◆ EXERCISE
Reproduce every record exactly as it appears, but not the pictures.

-- START OF GIVEN RECORDS --

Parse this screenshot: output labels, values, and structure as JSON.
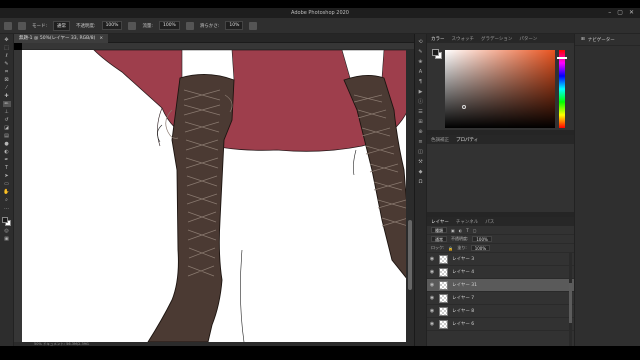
{
  "app": {
    "title": "Adobe Photoshop 2020"
  },
  "options": {
    "mode_label": "モード:",
    "mode_value": "通常",
    "opacity_label": "不透明度:",
    "opacity_value": "100%",
    "flow_label": "流量:",
    "flow_value": "100%",
    "smoothing_label": "滑らかさ:",
    "smoothing_value": "10%"
  },
  "document": {
    "tab_title": "無題-1 @ 50%(レイヤー 33, RGB/8)",
    "zoom": "50%",
    "status": "50%  ドキュメント: 56.3M/2.39G"
  },
  "color_panel": {
    "tabs": [
      "カラー",
      "スウォッチ",
      "グラデーション",
      "パターン"
    ]
  },
  "mid_panel": {
    "tabs": [
      "色調補正",
      "プロパティ"
    ]
  },
  "layers_panel": {
    "tabs": [
      "レイヤー",
      "チャンネル",
      "パス"
    ],
    "kind": "種類",
    "blend": "通常",
    "opacity_label": "不透明度:",
    "opacity_value": "100%",
    "lock_label": "ロック:",
    "fill_label": "塗り:",
    "fill_value": "100%",
    "layers": [
      {
        "name": "レイヤー 3",
        "selected": false
      },
      {
        "name": "レイヤー 4",
        "selected": false
      },
      {
        "name": "レイヤー 31",
        "selected": true
      },
      {
        "name": "レイヤー 7",
        "selected": false
      },
      {
        "name": "レイヤー 8",
        "selected": false
      },
      {
        "name": "レイヤー 6",
        "selected": false
      }
    ]
  },
  "far_panel": {
    "title": "ナビゲーター"
  },
  "colors": {
    "skirt": "#9e3e4c",
    "boot": "#4b3a33",
    "lace": "#8a7a70"
  }
}
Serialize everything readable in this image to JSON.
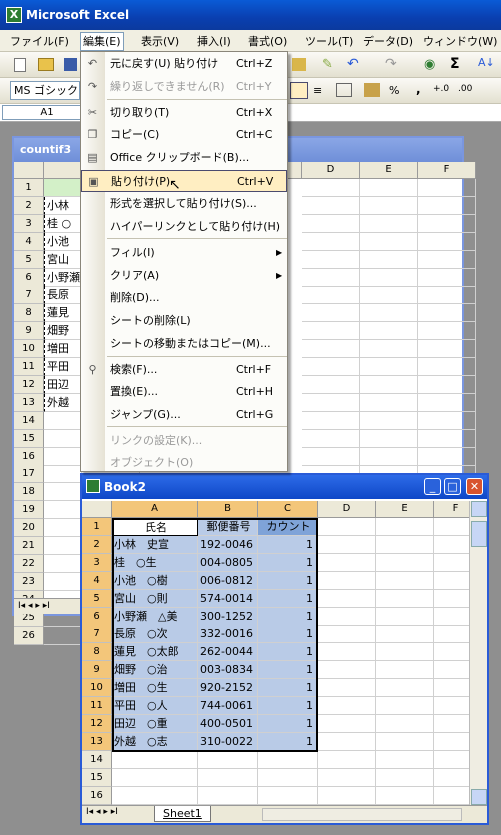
{
  "app": {
    "title": "Microsoft Excel"
  },
  "menubar": [
    "ファイル(F)",
    "編集(E)",
    "表示(V)",
    "挿入(I)",
    "書式(O)",
    "ツール(T)",
    "データ(D)",
    "ウィンドウ(W)"
  ],
  "toolbar": {
    "font_name": "MS ゴシック",
    "percent": "%",
    "comma": ","
  },
  "namebox": "A1",
  "back_window": {
    "title": "countif3",
    "rows": [
      "1",
      "2",
      "3",
      "4",
      "5",
      "6",
      "7",
      "8",
      "9",
      "10",
      "11",
      "12",
      "13",
      "14",
      "15",
      "16",
      "17",
      "18",
      "19",
      "20",
      "21",
      "22",
      "23",
      "24",
      "25",
      "26"
    ],
    "names": [
      "",
      "小林",
      "桂 ○",
      "小池",
      "宮山",
      "小野瀬",
      "長原",
      "蓮見",
      "畑野",
      "増田",
      "平田",
      "田辺",
      "外越"
    ],
    "cols": [
      "D",
      "E",
      "F"
    ]
  },
  "edit_menu": {
    "items": [
      {
        "label": "元に戻す(U) 貼り付け",
        "shortcut": "Ctrl+Z",
        "icon": "undo-icon",
        "disabled": false
      },
      {
        "label": "繰り返しできません(R)",
        "shortcut": "Ctrl+Y",
        "icon": "redo-icon",
        "disabled": true
      },
      {
        "label": "切り取り(T)",
        "shortcut": "Ctrl+X",
        "icon": "cut-icon",
        "disabled": false
      },
      {
        "label": "コピー(C)",
        "shortcut": "Ctrl+C",
        "icon": "copy-icon",
        "disabled": false
      },
      {
        "label": "Office クリップボード(B)...",
        "shortcut": "",
        "icon": "clipboard-icon",
        "disabled": false
      },
      {
        "label": "貼り付け(P)",
        "shortcut": "Ctrl+V",
        "icon": "paste-icon",
        "disabled": false,
        "highlighted": true
      },
      {
        "label": "形式を選択して貼り付け(S)...",
        "shortcut": "",
        "disabled": false
      },
      {
        "label": "ハイパーリンクとして貼り付け(H)",
        "shortcut": "",
        "disabled": false
      },
      {
        "label": "フィル(I)",
        "shortcut": "",
        "submenu": true,
        "disabled": false
      },
      {
        "label": "クリア(A)",
        "shortcut": "",
        "submenu": true,
        "disabled": false
      },
      {
        "label": "削除(D)...",
        "shortcut": "",
        "disabled": false
      },
      {
        "label": "シートの削除(L)",
        "shortcut": "",
        "disabled": false
      },
      {
        "label": "シートの移動またはコピー(M)...",
        "shortcut": "",
        "disabled": false
      },
      {
        "label": "検索(F)...",
        "shortcut": "Ctrl+F",
        "icon": "find-icon",
        "disabled": false
      },
      {
        "label": "置換(E)...",
        "shortcut": "Ctrl+H",
        "disabled": false
      },
      {
        "label": "ジャンプ(G)...",
        "shortcut": "Ctrl+G",
        "disabled": false
      },
      {
        "label": "リンクの設定(K)...",
        "shortcut": "",
        "disabled": true
      },
      {
        "label": "オブジェクト(O)",
        "shortcut": "",
        "disabled": true
      }
    ]
  },
  "book2": {
    "title": "Book2",
    "columns": [
      "A",
      "B",
      "C",
      "D",
      "E",
      "F"
    ],
    "headers": [
      "氏名",
      "郵便番号",
      "カウント"
    ],
    "rows": [
      [
        "小林　史宣",
        "192-0046",
        "1"
      ],
      [
        "桂　○生",
        "004-0805",
        "1"
      ],
      [
        "小池　○樹",
        "006-0812",
        "1"
      ],
      [
        "宮山　○則",
        "574-0014",
        "1"
      ],
      [
        "小野瀬　△美",
        "300-1252",
        "1"
      ],
      [
        "長原　○次",
        "332-0016",
        "1"
      ],
      [
        "蓮見　○太郎",
        "262-0044",
        "1"
      ],
      [
        "畑野　○治",
        "003-0834",
        "1"
      ],
      [
        "増田　○生",
        "920-2152",
        "1"
      ],
      [
        "平田　○人",
        "744-0061",
        "1"
      ],
      [
        "田辺　○重",
        "400-0501",
        "1"
      ],
      [
        "外越　○志",
        "310-0022",
        "1"
      ]
    ],
    "row_numbers": [
      "1",
      "2",
      "3",
      "4",
      "5",
      "6",
      "7",
      "8",
      "9",
      "10",
      "11",
      "12",
      "13",
      "14",
      "15",
      "16"
    ],
    "sheet_tab": "Sheet1"
  }
}
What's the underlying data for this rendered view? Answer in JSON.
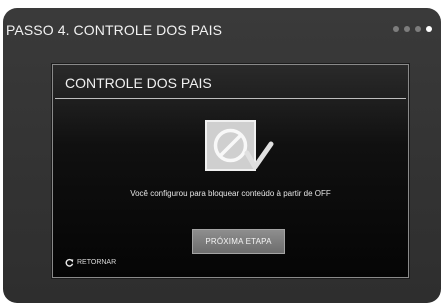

-- END OF GIVEN RECORDS --

◆ EXERCISE OUTPUT
Parse this screenshot: output labels, values, and structure as JSON.
{
  "app": {
    "title": "Adobe Photoshop 2020"
  },
  "options": {
    "mode_label": "モード:",
    "mode_value": "通常",
    "opacity_label": "不透明度:",
    "opacity_value": "100%",
    "flow_label": "流量:",
    "flow_value": "100%",
    "smoothing_label": "滑らかさ:",
    "smoothing_value": "10%"
  },
  "document": {
    "tab_title": "無題-1 @ 50%(レイヤー 33, RGB/8)",
    "zoom": "50%",
    "status": "50%  ドキュメント: 56.3M/2.39G"
  },
  "color_panel": {
    "tabs": [
      "カラー",
      "スウォッチ",
      "グラデーション",
      "パターン"
    ]
  },
  "mid_panel": {
    "tabs": [
      "色調補正",
      "プロパティ"
    ]
  },
  "layers_panel": {
    "tabs": [
      "レイヤー",
      "チャンネル",
      "パス"
    ],
    "kind": "種類",
    "blend": "通常",
    "opacity_label": "不透明度:",
    "opacity_value": "100%",
    "lock_label": "ロック:",
    "fill_label": "塗り:",
    "fill_value": "100%",
    "layers": [
      {
        "name": "レイヤー 3",
        "selected": false
      },
      {
        "name": "レイヤー 4",
        "selected": false
      },
      {
        "name": "レイヤー 31",
        "selected": true
      },
      {
        "name": "レイヤー 7",
        "selected": false
      },
      {
        "name": "レイヤー 8",
        "selected": false
      },
      {
        "name": "レイヤー 6",
        "selected": false
      }
    ]
  },
  "far_panel": {
    "title": "ナビゲーター"
  },
  "colors": {
    "skirt": "#9e3e4c",
    "boot": "#4b3a33",
    "lace": "#8a7a70"
  }
}
Serialize everything readable in this image to JSON.
{
  "app": {
    "title": "Microsoft Excel"
  },
  "menubar": [
    "ファイル(F)",
    "編集(E)",
    "表示(V)",
    "挿入(I)",
    "書式(O)",
    "ツール(T)",
    "データ(D)",
    "ウィンドウ(W)"
  ],
  "toolbar": {
    "font_name": "MS ゴシック",
    "percent": "%",
    "comma": ","
  },
  "namebox": "A1",
  "back_window": {
    "title": "countif3",
    "rows": [
      "1",
      "2",
      "3",
      "4",
      "5",
      "6",
      "7",
      "8",
      "9",
      "10",
      "11",
      "12",
      "13",
      "14",
      "15",
      "16",
      "17",
      "18",
      "19",
      "20",
      "21",
      "22",
      "23",
      "24",
      "25",
      "26"
    ],
    "names": [
      "",
      "小林",
      "桂 ○",
      "小池",
      "宮山",
      "小野瀬",
      "長原",
      "蓮見",
      "畑野",
      "増田",
      "平田",
      "田辺",
      "外越"
    ],
    "cols": [
      "D",
      "E",
      "F"
    ]
  },
  "edit_menu": {
    "items": [
      {
        "label": "元に戻す(U) 貼り付け",
        "shortcut": "Ctrl+Z",
        "icon": "undo-icon",
        "disabled": false
      },
      {
        "label": "繰り返しできません(R)",
        "shortcut": "Ctrl+Y",
        "icon": "redo-icon",
        "disabled": true
      },
      {
        "label": "切り取り(T)",
        "shortcut": "Ctrl+X",
        "icon": "cut-icon",
        "disabled": false
      },
      {
        "label": "コピー(C)",
        "shortcut": "Ctrl+C",
        "icon": "copy-icon",
        "disabled": false
      },
      {
        "label": "Office クリップボード(B)...",
        "shortcut": "",
        "icon": "clipboard-icon",
        "disabled": false
      },
      {
        "label": "貼り付け(P)",
        "shortcut": "Ctrl+V",
        "icon": "paste-icon",
        "disabled": false,
        "highlighted": true
      },
      {
        "label": "形式を選択して貼り付け(S)...",
        "shortcut": "",
        "disabled": false
      },
      {
        "label": "ハイパーリンクとして貼り付け(H)",
        "shortcut": "",
        "disabled": false
      },
      {
        "label": "フィル(I)",
        "shortcut": "",
        "submenu": true,
        "disabled": false
      },
      {
        "label": "クリア(A)",
        "shortcut": "",
        "submenu": true,
        "disabled": false
      },
      {
        "label": "削除(D)...",
        "shortcut": "",
        "disabled": false
      },
      {
        "label": "シートの削除(L)",
        "shortcut": "",
        "disabled": false
      },
      {
        "label": "シートの移動またはコピー(M)...",
        "shortcut": "",
        "disabled": false
      },
      {
        "label": "検索(F)...",
        "shortcut": "Ctrl+F",
        "icon": "find-icon",
        "disabled": false
      },
      {
        "label": "置換(E)...",
        "shortcut": "Ctrl+H",
        "disabled": false
      },
      {
        "label": "ジャンプ(G)...",
        "shortcut": "Ctrl+G",
        "disabled": false
      },
      {
        "label": "リンクの設定(K)...",
        "shortcut": "",
        "disabled": true
      },
      {
        "label": "オブジェクト(O)",
        "shortcut": "",
        "disabled": true
      }
    ]
  },
  "book2": {
    "title": "Book2",
    "columns": [
      "A",
      "B",
      "C",
      "D",
      "E",
      "F"
    ],
    "headers": [
      "氏名",
      "郵便番号",
      "カウント"
    ],
    "rows": [
      [
        "小林　史宣",
        "192-0046",
        "1"
      ],
      [
        "桂　○生",
        "004-0805",
        "1"
      ],
      [
        "小池　○樹",
        "006-0812",
        "1"
      ],
      [
        "宮山　○則",
        "574-0014",
        "1"
      ],
      [
        "小野瀬　△美",
        "300-1252",
        "1"
      ],
      [
        "長原　○次",
        "332-0016",
        "1"
      ],
      [
        "蓮見　○太郎",
        "262-0044",
        "1"
      ],
      [
        "畑野　○治",
        "003-0834",
        "1"
      ],
      [
        "増田　○生",
        "920-2152",
        "1"
      ],
      [
        "平田　○人",
        "744-0061",
        "1"
      ],
      [
        "田辺　○重",
        "400-0501",
        "1"
      ],
      [
        "外越　○志",
        "310-0022",
        "1"
      ]
    ],
    "row_numbers": [
      "1",
      "2",
      "3",
      "4",
      "5",
      "6",
      "7",
      "8",
      "9",
      "10",
      "11",
      "12",
      "13",
      "14",
      "15",
      "16"
    ],
    "sheet_tab": "Sheet1"
  }
}
What's the underlying data for this rendered view? Answer in JSON.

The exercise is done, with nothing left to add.